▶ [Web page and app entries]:
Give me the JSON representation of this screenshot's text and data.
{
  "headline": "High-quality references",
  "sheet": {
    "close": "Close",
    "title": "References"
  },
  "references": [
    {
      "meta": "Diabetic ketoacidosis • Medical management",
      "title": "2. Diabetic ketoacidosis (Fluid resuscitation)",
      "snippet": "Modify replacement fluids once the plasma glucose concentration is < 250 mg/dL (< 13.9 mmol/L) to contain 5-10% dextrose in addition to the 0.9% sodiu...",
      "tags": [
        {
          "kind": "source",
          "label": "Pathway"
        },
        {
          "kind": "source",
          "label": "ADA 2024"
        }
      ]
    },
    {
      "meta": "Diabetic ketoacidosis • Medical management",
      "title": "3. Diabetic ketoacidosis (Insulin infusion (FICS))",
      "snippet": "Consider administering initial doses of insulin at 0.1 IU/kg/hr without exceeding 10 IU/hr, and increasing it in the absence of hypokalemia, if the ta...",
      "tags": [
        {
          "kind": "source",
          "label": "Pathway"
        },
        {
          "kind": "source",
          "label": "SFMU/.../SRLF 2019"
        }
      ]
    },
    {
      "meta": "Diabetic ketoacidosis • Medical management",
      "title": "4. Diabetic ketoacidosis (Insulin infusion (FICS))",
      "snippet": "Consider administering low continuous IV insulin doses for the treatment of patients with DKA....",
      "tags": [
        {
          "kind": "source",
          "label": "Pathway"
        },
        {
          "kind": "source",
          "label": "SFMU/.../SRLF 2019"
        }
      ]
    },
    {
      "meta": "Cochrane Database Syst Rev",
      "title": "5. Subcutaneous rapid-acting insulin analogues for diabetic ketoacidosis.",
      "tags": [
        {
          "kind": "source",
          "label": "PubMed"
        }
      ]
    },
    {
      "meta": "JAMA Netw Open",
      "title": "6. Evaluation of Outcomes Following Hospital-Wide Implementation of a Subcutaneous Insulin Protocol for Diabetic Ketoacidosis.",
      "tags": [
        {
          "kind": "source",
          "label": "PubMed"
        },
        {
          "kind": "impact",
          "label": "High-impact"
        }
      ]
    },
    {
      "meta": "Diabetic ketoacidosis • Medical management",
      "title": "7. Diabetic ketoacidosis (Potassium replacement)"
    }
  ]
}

▶ [What this task involves]:
Give the number of lines in the entries that contain the word "doses", with no other text.

▶ [Answer to this problem]:
2